§ Listed entries:
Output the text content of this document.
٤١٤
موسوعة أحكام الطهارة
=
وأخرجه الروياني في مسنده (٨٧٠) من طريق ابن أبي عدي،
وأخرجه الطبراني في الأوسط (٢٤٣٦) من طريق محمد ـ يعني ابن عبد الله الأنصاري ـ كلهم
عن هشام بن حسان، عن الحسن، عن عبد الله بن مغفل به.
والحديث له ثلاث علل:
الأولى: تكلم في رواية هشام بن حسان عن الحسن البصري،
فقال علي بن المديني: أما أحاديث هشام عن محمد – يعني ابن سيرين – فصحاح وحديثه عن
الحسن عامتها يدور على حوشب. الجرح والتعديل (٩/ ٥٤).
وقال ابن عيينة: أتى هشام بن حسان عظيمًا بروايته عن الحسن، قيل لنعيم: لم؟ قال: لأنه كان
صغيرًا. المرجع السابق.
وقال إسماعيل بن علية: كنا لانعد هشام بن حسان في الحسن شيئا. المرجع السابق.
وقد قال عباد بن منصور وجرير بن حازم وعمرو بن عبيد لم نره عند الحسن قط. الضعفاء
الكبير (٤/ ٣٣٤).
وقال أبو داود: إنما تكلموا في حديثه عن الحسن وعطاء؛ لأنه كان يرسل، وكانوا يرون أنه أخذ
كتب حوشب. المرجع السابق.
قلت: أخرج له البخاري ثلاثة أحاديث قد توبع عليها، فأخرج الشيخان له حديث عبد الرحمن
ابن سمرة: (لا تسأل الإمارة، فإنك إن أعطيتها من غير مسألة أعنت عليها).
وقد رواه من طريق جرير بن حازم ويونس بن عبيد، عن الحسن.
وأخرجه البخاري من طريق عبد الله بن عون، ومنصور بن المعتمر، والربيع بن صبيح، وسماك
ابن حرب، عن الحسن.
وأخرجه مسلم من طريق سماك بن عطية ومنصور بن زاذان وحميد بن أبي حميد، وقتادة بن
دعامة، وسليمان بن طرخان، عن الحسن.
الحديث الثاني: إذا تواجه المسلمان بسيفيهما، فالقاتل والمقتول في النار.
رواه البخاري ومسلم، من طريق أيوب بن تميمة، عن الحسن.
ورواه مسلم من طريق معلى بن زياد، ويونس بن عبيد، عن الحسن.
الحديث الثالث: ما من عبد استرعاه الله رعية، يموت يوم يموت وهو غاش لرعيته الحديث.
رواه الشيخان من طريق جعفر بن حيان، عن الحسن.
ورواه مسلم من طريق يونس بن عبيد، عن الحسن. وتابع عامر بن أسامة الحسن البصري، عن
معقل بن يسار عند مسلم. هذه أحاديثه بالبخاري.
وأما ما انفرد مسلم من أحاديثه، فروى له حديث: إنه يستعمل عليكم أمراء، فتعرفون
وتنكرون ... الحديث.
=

§ Your instructions:
Only the number is wanted: how many lines of the data contain the word "المرجع"?

§ Worked solution:
3